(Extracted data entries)
┄┄┄┄┄┄
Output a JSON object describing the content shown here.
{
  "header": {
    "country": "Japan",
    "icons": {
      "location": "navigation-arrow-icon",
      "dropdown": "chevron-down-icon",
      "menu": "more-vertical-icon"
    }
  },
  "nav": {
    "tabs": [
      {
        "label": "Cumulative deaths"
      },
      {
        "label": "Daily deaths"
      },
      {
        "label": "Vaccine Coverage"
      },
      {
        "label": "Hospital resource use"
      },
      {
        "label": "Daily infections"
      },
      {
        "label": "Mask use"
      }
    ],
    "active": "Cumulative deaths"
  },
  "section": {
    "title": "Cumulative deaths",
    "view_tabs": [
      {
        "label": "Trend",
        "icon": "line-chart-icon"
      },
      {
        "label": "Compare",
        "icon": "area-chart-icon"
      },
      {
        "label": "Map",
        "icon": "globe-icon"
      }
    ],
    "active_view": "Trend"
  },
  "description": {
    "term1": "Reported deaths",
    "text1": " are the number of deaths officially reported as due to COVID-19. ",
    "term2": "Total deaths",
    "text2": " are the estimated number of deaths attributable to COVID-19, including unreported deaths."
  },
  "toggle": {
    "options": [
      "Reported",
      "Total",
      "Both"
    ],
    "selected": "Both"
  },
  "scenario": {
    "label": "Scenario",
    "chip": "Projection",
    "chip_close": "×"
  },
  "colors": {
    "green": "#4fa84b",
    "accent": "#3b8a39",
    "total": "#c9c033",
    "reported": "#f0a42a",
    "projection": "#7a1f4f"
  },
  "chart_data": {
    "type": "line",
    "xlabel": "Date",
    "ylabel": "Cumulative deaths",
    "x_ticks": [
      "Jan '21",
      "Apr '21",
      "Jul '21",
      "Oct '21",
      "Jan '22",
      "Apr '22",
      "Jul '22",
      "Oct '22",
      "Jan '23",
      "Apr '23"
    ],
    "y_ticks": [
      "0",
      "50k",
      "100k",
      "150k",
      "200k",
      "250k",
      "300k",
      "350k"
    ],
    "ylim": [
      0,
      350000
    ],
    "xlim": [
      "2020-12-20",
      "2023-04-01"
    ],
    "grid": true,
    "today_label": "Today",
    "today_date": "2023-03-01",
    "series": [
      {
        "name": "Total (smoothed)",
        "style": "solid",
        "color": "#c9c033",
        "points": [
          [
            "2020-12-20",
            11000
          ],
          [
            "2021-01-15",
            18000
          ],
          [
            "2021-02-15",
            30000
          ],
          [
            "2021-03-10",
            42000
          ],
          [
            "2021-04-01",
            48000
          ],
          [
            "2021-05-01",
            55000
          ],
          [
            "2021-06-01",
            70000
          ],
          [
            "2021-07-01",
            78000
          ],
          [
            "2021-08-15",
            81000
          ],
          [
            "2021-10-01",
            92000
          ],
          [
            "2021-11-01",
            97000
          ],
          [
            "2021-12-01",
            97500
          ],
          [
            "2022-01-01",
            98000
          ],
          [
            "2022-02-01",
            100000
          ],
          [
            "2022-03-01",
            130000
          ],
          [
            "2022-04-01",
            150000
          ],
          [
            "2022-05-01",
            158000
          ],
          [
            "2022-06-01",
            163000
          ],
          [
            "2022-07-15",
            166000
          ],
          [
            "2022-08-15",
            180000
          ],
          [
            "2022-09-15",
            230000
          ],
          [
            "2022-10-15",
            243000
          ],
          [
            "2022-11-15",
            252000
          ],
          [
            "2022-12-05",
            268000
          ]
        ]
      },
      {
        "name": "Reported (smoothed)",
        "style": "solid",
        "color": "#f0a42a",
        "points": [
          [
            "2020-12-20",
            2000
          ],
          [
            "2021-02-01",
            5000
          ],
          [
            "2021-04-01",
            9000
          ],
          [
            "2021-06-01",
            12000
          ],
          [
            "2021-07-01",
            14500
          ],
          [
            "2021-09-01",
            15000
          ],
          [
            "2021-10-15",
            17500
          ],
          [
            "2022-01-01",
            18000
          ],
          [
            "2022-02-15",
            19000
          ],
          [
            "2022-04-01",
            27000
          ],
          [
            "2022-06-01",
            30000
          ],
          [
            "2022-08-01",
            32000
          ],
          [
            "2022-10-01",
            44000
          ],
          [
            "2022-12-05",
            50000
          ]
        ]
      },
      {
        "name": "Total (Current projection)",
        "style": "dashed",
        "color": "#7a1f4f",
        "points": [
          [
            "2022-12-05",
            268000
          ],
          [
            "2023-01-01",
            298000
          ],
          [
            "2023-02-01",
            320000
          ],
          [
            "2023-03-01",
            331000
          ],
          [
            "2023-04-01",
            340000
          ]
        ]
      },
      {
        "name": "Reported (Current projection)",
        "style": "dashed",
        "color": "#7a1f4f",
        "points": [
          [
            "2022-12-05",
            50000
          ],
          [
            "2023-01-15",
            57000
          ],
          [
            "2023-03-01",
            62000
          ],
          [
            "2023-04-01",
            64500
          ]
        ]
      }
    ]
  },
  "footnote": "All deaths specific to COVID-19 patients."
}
┄┄┄┄┄┄
## Exercise instructions:
The data must be retyped in full, exactly as it reads.

## Task response:
Output a JSON object describing the content shown here.
{
  "header": {
    "country": "Japan",
    "icons": {
      "location": "navigation-arrow-icon",
      "dropdown": "chevron-down-icon",
      "menu": "more-vertical-icon"
    }
  },
  "nav": {
    "tabs": [
      {
        "label": "Cumulative deaths"
      },
      {
        "label": "Daily deaths"
      },
      {
        "label": "Vaccine Coverage"
      },
      {
        "label": "Hospital resource use"
      },
      {
        "label": "Daily infections"
      },
      {
        "label": "Mask use"
      }
    ],
    "active": "Cumulative deaths"
  },
  "section": {
    "title": "Cumulative deaths",
    "view_tabs": [
      {
        "label": "Trend",
        "icon": "line-chart-icon"
      },
      {
        "label": "Compare",
        "icon": "area-chart-icon"
      },
      {
        "label": "Map",
        "icon": "globe-icon"
      }
    ],
    "active_view": "Trend"
  },
  "description": {
    "term1": "Reported deaths",
    "text1": " are the number of deaths officially reported as due to COVID-19. ",
    "term2": "Total deaths",
    "text2": " are the estimated number of deaths attributable to COVID-19, including unreported deaths."
  },
  "toggle": {
    "options": [
      "Reported",
      "Total",
      "Both"
    ],
    "selected": "Both"
  },
  "scenario": {
    "label": "Scenario",
    "chip": "Projection",
    "chip_close": "×"
  },
  "colors": {
    "green": "#4fa84b",
    "accent": "#3b8a39",
    "total": "#c9c033",
    "reported": "#f0a42a",
    "projection": "#7a1f4f"
  },
  "chart_data": {
    "type": "line",
    "xlabel": "Date",
    "ylabel": "Cumulative deaths",
    "x_ticks": [
      "Jan '21",
      "Apr '21",
      "Jul '21",
      "Oct '21",
      "Jan '22",
      "Apr '22",
      "Jul '22",
      "Oct '22",
      "Jan '23",
      "Apr '23"
    ],
    "y_ticks": [
      "0",
      "50k",
      "100k",
      "150k",
      "200k",
      "250k",
      "300k",
      "350k"
    ],
    "ylim": [
      0,
      350000
    ],
    "xlim": [
      "2020-12-20",
      "2023-04-01"
    ],
    "grid": true,
    "today_label": "Today",
    "today_date": "2023-03-01",
    "series": [
      {
        "name": "Total (smoothed)",
        "style": "solid",
        "color": "#c9c033",
        "points": [
          [
            "2020-12-20",
            11000
          ],
          [
            "2021-01-15",
            18000
          ],
          [
            "2021-02-15",
            30000
          ],
          [
            "2021-03-10",
            42000
          ],
          [
            "2021-04-01",
            48000
          ],
          [
            "2021-05-01",
            55000
          ],
          [
            "2021-06-01",
            70000
          ],
          [
            "2021-07-01",
            78000
          ],
          [
            "2021-08-15",
            81000
          ],
          [
            "2021-10-01",
            92000
          ],
          [
            "2021-11-01",
            97000
          ],
          [
            "2021-12-01",
            97500
          ],
          [
            "2022-01-01",
            98000
          ],
          [
            "2022-02-01",
            100000
          ],
          [
            "2022-03-01",
            130000
          ],
          [
            "2022-04-01",
            150000
          ],
          [
            "2022-05-01",
            158000
          ],
          [
            "2022-06-01",
            163000
          ],
          [
            "2022-07-15",
            166000
          ],
          [
            "2022-08-15",
            180000
          ],
          [
            "2022-09-15",
            230000
          ],
          [
            "2022-10-15",
            243000
          ],
          [
            "2022-11-15",
            252000
          ],
          [
            "2022-12-05",
            268000
          ]
        ]
      },
      {
        "name": "Reported (smoothed)",
        "style": "solid",
        "color": "#f0a42a",
        "points": [
          [
            "2020-12-20",
            2000
          ],
          [
            "2021-02-01",
            5000
          ],
          [
            "2021-04-01",
            9000
          ],
          [
            "2021-06-01",
            12000
          ],
          [
            "2021-07-01",
            14500
          ],
          [
            "2021-09-01",
            15000
          ],
          [
            "2021-10-15",
            17500
          ],
          [
            "2022-01-01",
            18000
          ],
          [
            "2022-02-15",
            19000
          ],
          [
            "2022-04-01",
            27000
          ],
          [
            "2022-06-01",
            30000
          ],
          [
            "2022-08-01",
            32000
          ],
          [
            "2022-10-01",
            44000
          ],
          [
            "2022-12-05",
            50000
          ]
        ]
      },
      {
        "name": "Total (Current projection)",
        "style": "dashed",
        "color": "#7a1f4f",
        "points": [
          [
            "2022-12-05",
            268000
          ],
          [
            "2023-01-01",
            298000
          ],
          [
            "2023-02-01",
            320000
          ],
          [
            "2023-03-01",
            331000
          ],
          [
            "2023-04-01",
            340000
          ]
        ]
      },
      {
        "name": "Reported (Current projection)",
        "style": "dashed",
        "color": "#7a1f4f",
        "points": [
          [
            "2022-12-05",
            50000
          ],
          [
            "2023-01-15",
            57000
          ],
          [
            "2023-03-01",
            62000
          ],
          [
            "2023-04-01",
            64500
          ]
        ]
      }
    ]
  },
  "footnote": "All deaths specific to COVID-19 patients."
}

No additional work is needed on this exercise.